TASK DIRECTIONS: Pictures aside, quote the whole listing exactly.
[start SUPPLIED DATA]
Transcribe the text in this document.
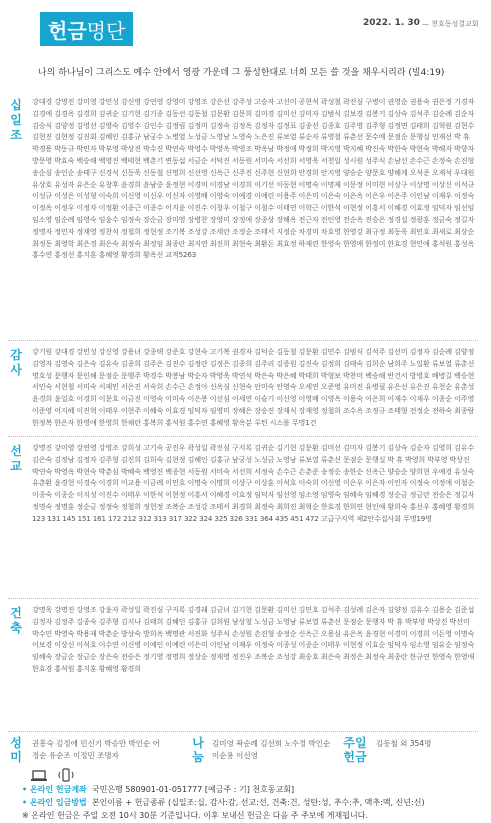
헌금 명단	2022. 1. 30 — 천호동성결교회
나의 하나님이 그리스도 예수 안에서 영광 가운데 그 풍성한대로 너희 모든 쓸 것을 채우시리라 (빌4:19)
십일조
강대경 강명진 강미영 강민성 강신영 강연영 강영미 강영조 강은선 강주성 고승자 고선미 공현석 곽성철 곽진심 구병이 권영순 권용숙 권은정 기경자 김경애 김경옥 김경희 김귀순 김기현 김기종 김동선 김동철 김문환 김문희 김미경 김미선 김미자 김범식 김보경 김봉기 김상숙 김석주 김순례 김순자 김승식 김양정 김영선 김영숙 김영수 김인수 김정림 김정미 김정숙 김정옥 김정자 김정표 김종선 김종호 김주영 김주형 김정면 김태희 김혁원 김현수 김현진 김현정 김진회 김혜인 김홍규 남궁수 노병열 노성금 노영남 노영숙 노은진 류보열 류순자 류영철 류춘선 문수예 문점순 문행실 민재선 박 휴 박경용 박동규 박민자 박부영 박상진 박수진 박연숙 박영수 박영옥 박영조 박옥남 박정애 박정희 박지영 박지혜 박진숙 박한숙 박현숙 박해자 박향자 방문영 박효숙 백승해 백영진 백태현 백춘기 변동섭 서금순 서덕진 서동원 서미숙 서선희 서영욱 서천일 성시원 성주식 손남선 손수근 손정숙 손진형 송순심 송인순 송태구 신경석 신동욱 신동철 신명희 신선영 신옥근 신주진 신주현 신현희 안경희 안지영 양승순 양문호 양혜계 오석준 오재석 우대원 유상호 유성자 유은순 유창후 윤경희 윤남중 윤정현 이경미 이경남 이경희 이기선 이동현 이명숙 이명재 이문정 이미현 이상구 이상명 이상신 이석규 이성규 이성은 이성형 이숙희 이신영 이신우 이신자 이영배 이영숙 이예경 이예린 이용주 이은미 이은숙 이은옥 이은우 이은주 이인남 이재우 이정숙 이정옥 이정우 이정자 이정환 이종근 이종수 이지윤 이진수 이창우 이철구 이철수 이태연 이학근 이한석 이현정 이흥서 이혜경 이효정 임덕자 임선임 임소영 임순례 임영숙 임윤수 임정숙 장순금 장미영 장병찬 장영미 장정애 장종상 장해옥 전근자 전인영 전순옥 전승은 정경섭 정광훈 정금숙 정길자 정명자 정민자 정재영 정찬석 정철희 정현정 조기복 조성강 조세란 조정순 조태서 지정순 차경미 차호영 한영강 최규정 최동욱 최민호 최새로 최상순 최정동 최영학 최은경 최은숙 최정숙 최정임 최종란 최지연 최진희 최현숙 최환돈 최효정 하재련 한영숙 한영애 한정미 한효경 현인애 홍석원 홍성옥 홍수연 홍정선 홍지훈 홍혜영 황경희 황옥선 교적5263
감사
강기원 강대경 강민성 강신영 강용녀 강종택 강준호 강현숙 고기복 권경자 김덕순 김동철 김문환 김민수 김범식 김석주 김선미 김정자 김순례 김양정 김영자 김영숙 김은숙 김유숙 김종희 김주은 김진수 김정란 김정은 김종희 김주리 김증원 김진숙 김정희 김태숙 김희순 남희주 노일환 류보열 류춘선 명호성 문행자 문인해 문점순 문행주 박경수 박봉남 박순자 박영욱 박연석 박은숙 박은혜 박태희 박형보 박찬미 백승해 반건서 방영호 배병길 백승현 서민숙 서현철 서미숙 서재민 서은진 서숙희 손수근 손정아 신옥심 신현숙 안미숙 안영숙 오세연 오준영 유미진 유병필 유은선 유은진 유천순 유춘성 윤경희 윤일호 이경희 이문호 이금진 이영숙 이미숙 이은봉 이선심 이세연 이슬기 이신영 이영배 이영옥 이용숙 이은희 이재수 이재우 이종순 이주영 이준영 이지혜 이진혁 이태우 이현주 이혜숙 이효경 임덕자 임영미 장혜은 장승진 장재식 장재영 정철희 조수옥 조정규 조태형 전정순 전하숙 최종람 한정복 한은자 한영애 한영희 한채란 홍복희 홍석원 홍수연 홍혜영 황옥분 루틴 시스몰 무명1건
선교
강명진 강미영 강연영 강영조 강희성 고기숙 공진우 곽성일 곽진심 구지록 김귀순 김기현 김문환 김미선 김미자 김봉기 김상숙 김순자 김영희 김유수 김은숙 김정남 김정자 김주형 김진희 김희숙 김현정 김혜인 김홍규 남궁성 노성금 노영남 류보열 류춘선 문점순 문행실 박 휴 박영희 박부영 박상진 박연숙 박영옥 박현숙 박춘심 박혜숙 백영진 백종현 서동원 서미숙 서선희 서정숙 손수근 손춘준 송정순 송한순 신옥근 양승순 양희현 우예경 유성숙 유춘환 윤경현 이경숙 이경희 이교용 이금례 이민호 이명숙 이명희 이상구 이상훈 이석호 이숙희 이신영 이은우 이은자 이인자 이정숙 이정애 이철순 이종숙 이종순 이지성 이진수 이태우 이한석 이현정 이흥서 이혜경 이효정 임덕자 임선영 임소영 임영숙 임혜숙 임혜경 장순금 정금란 전승은 정길자 정명숙 정명훈 정순금 정정숙 정철희 정헌정 조복순 조성강 조태서 최경희 최정숙 최희진 최혁순 한효경 한희연 현인애 황희숙 홍선우 홍혜영 황경희 123 131 145 151 161 172 212 312 313 317 322 324 325 326 331 364 435 451 472 고급구지역 제2안수집사회 무명19명
건축
강명욱 강명진 강영조 강윤자 곽성일 곽진심 구지록 김경래 김금녀 김기현 김문환 김미선 김민호 김석주 김성례 김은자 김양정 김유수 김용순 김준섭 김정자 김정주 김종숙 김주형 김지나 김태희 김혜인 김홍규 김희원 남상철 노성금 노영남 류보열 류춘선 문점순 문행자 박 휴 박부영 박상진 박선미 박수민 박영숙 박용재 박춘순 방상숙 방희옥 백명관 서진화 성주식 손성원 손진형 송정순 신옥근 오용심 유은옥 윤경현 이경미 이경희 이돈영 이명숙 이보경 이상신 이석호 이수연 이신영 이예인 이예린 이은미 이인남 이재우 이정숙 이종성 이종순 이태우 이현정 이효순 임덕자 임소영 임유순 임정숙 임혜숙 장금순 장금순 장은숙 전승은 정기영 정명희 정상순 정재영 정진우 조복순 조성강 최승호 최은숙 최정은 최정숙 최종란 한규연 한영숙 한영애 한효경 홍석원 홍지훈 황혜영 황경희
성미
권흥숙 김정애 민신기 박승만 박인순 어정순 유순조 이정민 조명자
나눔
김미영 곽순례 김선희 노수정 박인순 이순용 이신영
주일헌금
김동철 외 354명
• 온라인 헌금계좌 국민은행 580901-01-051777 [예금주 : 기] 천호동교회]
• 온라인 입금방법 본인이름 + 헌금종류 (십일조:십, 감사:감, 선교:선, 건축:건, 성탄:성, 추수:추, 맥추:맥, 신년:신)
※ 온라인 헌금은 주일 오전 10시 30분 기준입니다. 이후 보내신 헌금은 다음 주 주보에 게재됩니다.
[end SUPPLIED DATA]
RESPONSE:
Transcribe the text in this document.
헌금 명단	2022. 1. 30 — 천호동성결교회
나의 하나님이 그리스도 예수 안에서 영광 가운데 그 풍성한대로 너희 모든 쓸 것을 채우시리라 (빌4:19)
십일조
강대경 강명진 강미영 강민성 강신영 강연영 강영미 강영조 강은선 강주성 고승자 고선미 공현석 곽성철 곽진심 구병이 권영순 권용숙 권은정 기경자 김경애 김경옥 김경희 김귀순 김기현 김기종 김동선 김동철 김문환 김문희 김미경 김미선 김미자 김범식 김보경 김봉기 김상숙 김석주 김순례 김순자 김승식 김양정 김영선 김영숙 김영수 김인수 김정림 김정미 김정숙 김정옥 김정자 김정표 김종선 김종호 김주영 김주형 김정면 김태희 김혁원 김현수 김현진 김현정 김진회 김혜인 김홍규 남궁수 노병열 노성금 노영남 노영숙 노은진 류보열 류순자 류영철 류춘선 문수예 문점순 문행실 민재선 박 휴 박경용 박동규 박민자 박부영 박상진 박수진 박연숙 박영수 박영옥 박영조 박옥남 박정애 박정희 박지영 박지혜 박진숙 박한숙 박현숙 박해자 박향자 방문영 박효숙 백승해 백영진 백태현 백춘기 변동섭 서금순 서덕진 서동원 서미숙 서선희 서영욱 서천일 성시원 성주식 손남선 손수근 손정숙 손진형 송순심 송인순 송태구 신경석 신동욱 신동철 신명희 신선영 신옥근 신주진 신주현 신현희 안경희 안지영 양승순 양문호 양혜계 오석준 오재석 우대원 유상호 유성자 유은순 유창후 윤경희 윤남중 윤정현 이경미 이경남 이경희 이기선 이동현 이명숙 이명재 이문정 이미현 이상구 이상명 이상신 이석규 이성규 이성은 이성형 이숙희 이신영 이신우 이신자 이영배 이영숙 이예경 이예린 이용주 이은미 이은숙 이은옥 이은우 이은주 이인남 이재우 이정숙 이정옥 이정우 이정자 이정환 이종근 이종수 이지윤 이진수 이창우 이철구 이철수 이태연 이학근 이한석 이현정 이흥서 이혜경 이효정 임덕자 임선임 임소영 임순례 임영숙 임윤수 임정숙 장순금 장미영 장병찬 장영미 장정애 장종상 장해옥 전근자 전인영 전순옥 전승은 정경섭 정광훈 정금숙 정길자 정명자 정민자 정재영 정찬석 정철희 정현정 조기복 조성강 조세란 조정순 조태서 지정순 차경미 차호영 한영강 최규정 최동욱 최민호 최새로 최상순 최정동 최영학 최은경 최은숙 최정숙 최정임 최종란 최지연 최진희 최현숙 최환돈 최효정 하재련 한영숙 한영애 한정미 한효경 현인애 홍석원 홍성옥 홍수연 홍정선 홍지훈 홍혜영 황경희 황옥선 교적5263
감사
강기원 강대경 강민성 강신영 강용녀 강종택 강준호 강현숙 고기복 권경자 김덕순 김동철 김문환 김민수 김범식 김석주 김선미 김정자 김순례 김양정 김영자 김영숙 김은숙 김유숙 김종희 김주은 김진수 김정란 김정은 김종희 김주리 김증원 김진숙 김정희 김태숙 김희순 남희주 노일환 류보열 류춘선 명호성 문행자 문인해 문점순 문행주 박경수 박봉남 박순자 박영욱 박연석 박은숙 박은혜 박태희 박형보 박찬미 백승해 반건서 방영호 배병길 백승현 서민숙 서현철 서미숙 서재민 서은진 서숙희 손수근 손정아 신옥심 신현숙 안미숙 안영숙 오세연 오준영 유미진 유병필 유은선 유은진 유천순 유춘성 윤경희 윤일호 이경희 이문호 이금진 이영숙 이미숙 이은봉 이선심 이세연 이슬기 이신영 이영배 이영옥 이용숙 이은희 이재수 이재우 이종순 이주영 이준영 이지혜 이진혁 이태우 이현주 이혜숙 이효경 임덕자 임영미 장혜은 장승진 장재식 장재영 정철희 조수옥 조정규 조태형 전정순 전하숙 최종람 한정복 한은자 한영애 한영희 한채란 홍복희 홍석원 홍수연 홍혜영 황옥분 루틴 시스몰 무명1건
선교
강명진 강미영 강연영 강영조 강희성 고기숙 공진우 곽성일 곽진심 구지록 김귀순 김기현 김문환 김미선 김미자 김봉기 김상숙 김순자 김영희 김유수 김은숙 김정남 김정자 김주형 김진희 김희숙 김현정 김혜인 김홍규 남궁성 노성금 노영남 류보열 류춘선 문점순 문행실 박 휴 박영희 박부영 박상진 박연숙 박영옥 박현숙 박춘심 박혜숙 백영진 백종현 서동원 서미숙 서선희 서정숙 손수근 손춘준 송정순 송한순 신옥근 양승순 양희현 우예경 유성숙 유춘환 윤경현 이경숙 이경희 이교용 이금례 이민호 이명숙 이명희 이상구 이상훈 이석호 이숙희 이신영 이은우 이은자 이인자 이정숙 이정애 이철순 이종숙 이종순 이지성 이진수 이태우 이한석 이현정 이흥서 이혜경 이효정 임덕자 임선영 임소영 임영숙 임혜숙 임혜경 장순금 정금란 전승은 정길자 정명숙 정명훈 정순금 정정숙 정철희 정헌정 조복순 조성강 조태서 최경희 최정숙 최희진 최혁순 한효경 한희연 현인애 황희숙 홍선우 홍혜영 황경희 123 131 145 151 161 172 212 312 313 317 322 324 325 326 331 364 435 451 472 고급구지역 제2안수집사회 무명19명
건축
강명욱 강명진 강영조 강윤자 곽성일 곽진심 구지록 김경래 김금녀 김기현 김문환 김미선 김민호 김석주 김성례 김은자 김양정 김유수 김용순 김준섭 김정자 김정주 김종숙 김주형 김지나 김태희 김혜인 김홍규 김희원 남상철 노성금 노영남 류보열 류춘선 문점순 문행자 박 휴 박부영 박상진 박선미 박수민 박영숙 박용재 박춘순 방상숙 방희옥 백명관 서진화 성주식 손성원 손진형 송정순 신옥근 오용심 유은옥 윤경현 이경미 이경희 이돈영 이명숙 이보경 이상신 이석호 이수연 이신영 이예인 이예린 이은미 이인남 이재우 이정숙 이종성 이종순 이태우 이현정 이효순 임덕자 임소영 임유순 임정숙 임혜숙 장금순 장금순 장은숙 전승은 정기영 정명희 정상순 정재영 정진우 조복순 조성강 최승호 최은숙 최정은 최정숙 최종란 한규연 한영숙 한영애 한효경 홍석원 홍지훈 황혜영 황경희
성미
권흥숙 김정애 민신기 박승만 박인순 어정순 유순조 이정민 조명자
나눔
김미영 곽순례 김선희 노수정 박인순 이순용 이신영
주일헌금
김동철 외 354명
• 온라인 헌금계좌 국민은행 580901-01-051777 [예금주 : 기] 천호동교회]
• 온라인 입금방법 본인이름 + 헌금종류 (십일조:십, 감사:감, 선교:선, 건축:건, 성탄:성, 추수:추, 맥추:맥, 신년:신)
※ 온라인 헌금은 주일 오전 10시 30분 기준입니다. 이후 보내신 헌금은 다음 주 주보에 게재됩니다.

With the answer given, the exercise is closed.